## Problem requirements
State how many lines of the entries include the string "value", please, leaving out everything but the number.
Start Exercise inputs
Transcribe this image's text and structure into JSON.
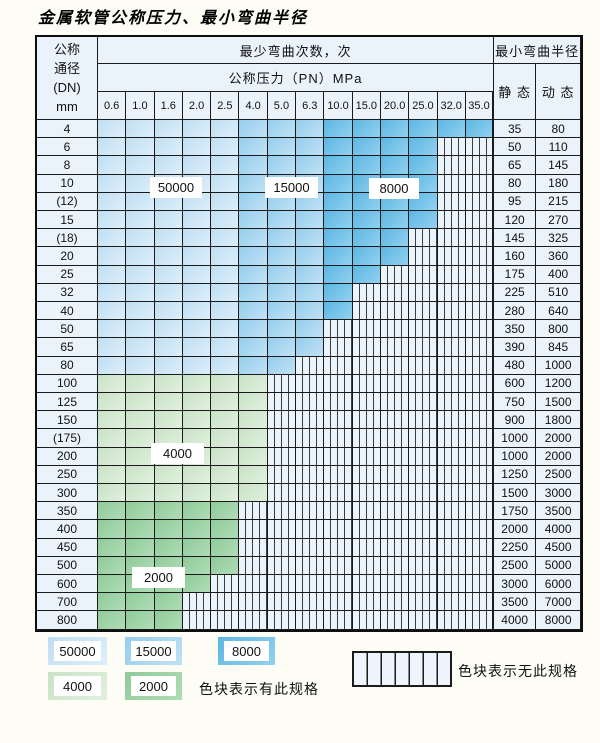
{
  "title": "金属软管公称压力、最小弯曲半径",
  "header": {
    "dn_lines": [
      "公称",
      "通径",
      "(DN)",
      "mm"
    ],
    "cycles_title": "最少弯曲次数，次",
    "pressure_title": "公称压力（PN）MPa",
    "pressures": [
      "0.6",
      "1.0",
      "1.6",
      "2.0",
      "2.5",
      "4.0",
      "5.0",
      "6.3",
      "10.0",
      "15.0",
      "20.0",
      "25.0",
      "32.0",
      "35.0"
    ],
    "radius_title": "最小弯曲半径",
    "static_label": "静 态",
    "dynamic_label": "动 态"
  },
  "region_labels": {
    "l50000": "50000",
    "l15000": "15000",
    "l8000": "8000",
    "l4000": "4000",
    "l2000": "2000"
  },
  "legend": {
    "items": [
      {
        "value": "50000",
        "key": "50000"
      },
      {
        "value": "15000",
        "key": "15000"
      },
      {
        "value": "8000",
        "key": "8000"
      },
      {
        "value": "4000",
        "key": "4000"
      },
      {
        "value": "2000",
        "key": "2000"
      }
    ],
    "has_spec_text": "色块表示有此规格",
    "no_spec_text": "色块表示无此规格"
  },
  "colors": {
    "cycle_fill": {
      "50000": [
        "#bfdff2",
        "#ddeefa"
      ],
      "15000": [
        "#95cdec",
        "#c0e2f5"
      ],
      "8000": [
        "#5cb6e2",
        "#92d1f0"
      ],
      "4000": [
        "#c9e2c6",
        "#e1f0de"
      ],
      "2000": [
        "#8fcb99",
        "#b0dcb6"
      ]
    },
    "hatch_bg": "#ebf3fb",
    "hatch_line": "#3a3f44",
    "label_cell_bg": "#eaf2fa",
    "grid_line": "#1b1b1b"
  },
  "rows": [
    {
      "dn": "4",
      "cells": [
        50000,
        50000,
        50000,
        50000,
        50000,
        15000,
        15000,
        15000,
        8000,
        8000,
        8000,
        8000,
        8000,
        8000
      ],
      "static": "35",
      "dynamic": "80"
    },
    {
      "dn": "6",
      "cells": [
        50000,
        50000,
        50000,
        50000,
        50000,
        15000,
        15000,
        15000,
        8000,
        8000,
        8000,
        8000,
        null,
        null
      ],
      "static": "50",
      "dynamic": "110"
    },
    {
      "dn": "8",
      "cells": [
        50000,
        50000,
        50000,
        50000,
        50000,
        15000,
        15000,
        15000,
        8000,
        8000,
        8000,
        8000,
        null,
        null
      ],
      "static": "65",
      "dynamic": "145"
    },
    {
      "dn": "10",
      "cells": [
        50000,
        50000,
        50000,
        50000,
        50000,
        15000,
        15000,
        15000,
        8000,
        8000,
        8000,
        8000,
        null,
        null
      ],
      "static": "80",
      "dynamic": "180"
    },
    {
      "dn": "(12)",
      "cells": [
        50000,
        50000,
        50000,
        50000,
        50000,
        15000,
        15000,
        15000,
        8000,
        8000,
        8000,
        8000,
        null,
        null
      ],
      "static": "95",
      "dynamic": "215"
    },
    {
      "dn": "15",
      "cells": [
        50000,
        50000,
        50000,
        50000,
        50000,
        15000,
        15000,
        15000,
        8000,
        8000,
        8000,
        8000,
        null,
        null
      ],
      "static": "120",
      "dynamic": "270"
    },
    {
      "dn": "(18)",
      "cells": [
        50000,
        50000,
        50000,
        50000,
        50000,
        15000,
        15000,
        15000,
        8000,
        8000,
        8000,
        null,
        null,
        null
      ],
      "static": "145",
      "dynamic": "325"
    },
    {
      "dn": "20",
      "cells": [
        50000,
        50000,
        50000,
        50000,
        50000,
        15000,
        15000,
        15000,
        8000,
        8000,
        8000,
        null,
        null,
        null
      ],
      "static": "160",
      "dynamic": "360"
    },
    {
      "dn": "25",
      "cells": [
        50000,
        50000,
        50000,
        50000,
        50000,
        15000,
        15000,
        15000,
        8000,
        8000,
        null,
        null,
        null,
        null
      ],
      "static": "175",
      "dynamic": "400"
    },
    {
      "dn": "32",
      "cells": [
        50000,
        50000,
        50000,
        50000,
        50000,
        15000,
        15000,
        15000,
        8000,
        null,
        null,
        null,
        null,
        null
      ],
      "static": "225",
      "dynamic": "510"
    },
    {
      "dn": "40",
      "cells": [
        50000,
        50000,
        50000,
        50000,
        50000,
        15000,
        15000,
        15000,
        8000,
        null,
        null,
        null,
        null,
        null
      ],
      "static": "280",
      "dynamic": "640"
    },
    {
      "dn": "50",
      "cells": [
        50000,
        50000,
        50000,
        50000,
        50000,
        15000,
        15000,
        15000,
        null,
        null,
        null,
        null,
        null,
        null
      ],
      "static": "350",
      "dynamic": "800"
    },
    {
      "dn": "65",
      "cells": [
        50000,
        50000,
        50000,
        50000,
        50000,
        15000,
        15000,
        15000,
        null,
        null,
        null,
        null,
        null,
        null
      ],
      "static": "390",
      "dynamic": "845"
    },
    {
      "dn": "80",
      "cells": [
        50000,
        50000,
        50000,
        50000,
        50000,
        15000,
        15000,
        null,
        null,
        null,
        null,
        null,
        null,
        null
      ],
      "static": "480",
      "dynamic": "1000"
    },
    {
      "dn": "100",
      "cells": [
        4000,
        4000,
        4000,
        4000,
        4000,
        4000,
        null,
        null,
        null,
        null,
        null,
        null,
        null,
        null
      ],
      "static": "600",
      "dynamic": "1200"
    },
    {
      "dn": "125",
      "cells": [
        4000,
        4000,
        4000,
        4000,
        4000,
        4000,
        null,
        null,
        null,
        null,
        null,
        null,
        null,
        null
      ],
      "static": "750",
      "dynamic": "1500"
    },
    {
      "dn": "150",
      "cells": [
        4000,
        4000,
        4000,
        4000,
        4000,
        4000,
        null,
        null,
        null,
        null,
        null,
        null,
        null,
        null
      ],
      "static": "900",
      "dynamic": "1800"
    },
    {
      "dn": "(175)",
      "cells": [
        4000,
        4000,
        4000,
        4000,
        4000,
        4000,
        null,
        null,
        null,
        null,
        null,
        null,
        null,
        null
      ],
      "static": "1000",
      "dynamic": "2000"
    },
    {
      "dn": "200",
      "cells": [
        4000,
        4000,
        4000,
        4000,
        4000,
        4000,
        null,
        null,
        null,
        null,
        null,
        null,
        null,
        null
      ],
      "static": "1000",
      "dynamic": "2000"
    },
    {
      "dn": "250",
      "cells": [
        4000,
        4000,
        4000,
        4000,
        4000,
        4000,
        null,
        null,
        null,
        null,
        null,
        null,
        null,
        null
      ],
      "static": "1250",
      "dynamic": "2500"
    },
    {
      "dn": "300",
      "cells": [
        4000,
        4000,
        4000,
        4000,
        4000,
        4000,
        null,
        null,
        null,
        null,
        null,
        null,
        null,
        null
      ],
      "static": "1500",
      "dynamic": "3000"
    },
    {
      "dn": "350",
      "cells": [
        2000,
        2000,
        2000,
        2000,
        2000,
        null,
        null,
        null,
        null,
        null,
        null,
        null,
        null,
        null
      ],
      "static": "1750",
      "dynamic": "3500"
    },
    {
      "dn": "400",
      "cells": [
        2000,
        2000,
        2000,
        2000,
        2000,
        null,
        null,
        null,
        null,
        null,
        null,
        null,
        null,
        null
      ],
      "static": "2000",
      "dynamic": "4000"
    },
    {
      "dn": "450",
      "cells": [
        2000,
        2000,
        2000,
        2000,
        2000,
        null,
        null,
        null,
        null,
        null,
        null,
        null,
        null,
        null
      ],
      "static": "2250",
      "dynamic": "4500"
    },
    {
      "dn": "500",
      "cells": [
        2000,
        2000,
        2000,
        2000,
        2000,
        null,
        null,
        null,
        null,
        null,
        null,
        null,
        null,
        null
      ],
      "static": "2500",
      "dynamic": "5000"
    },
    {
      "dn": "600",
      "cells": [
        2000,
        2000,
        2000,
        2000,
        null,
        null,
        null,
        null,
        null,
        null,
        null,
        null,
        null,
        null
      ],
      "static": "3000",
      "dynamic": "6000"
    },
    {
      "dn": "700",
      "cells": [
        2000,
        2000,
        2000,
        null,
        null,
        null,
        null,
        null,
        null,
        null,
        null,
        null,
        null,
        null
      ],
      "static": "3500",
      "dynamic": "7000"
    },
    {
      "dn": "800",
      "cells": [
        2000,
        2000,
        2000,
        null,
        null,
        null,
        null,
        null,
        null,
        null,
        null,
        null,
        null,
        null
      ],
      "static": "4000",
      "dynamic": "8000"
    }
  ]
}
End Exercise inputs
## Correct response
5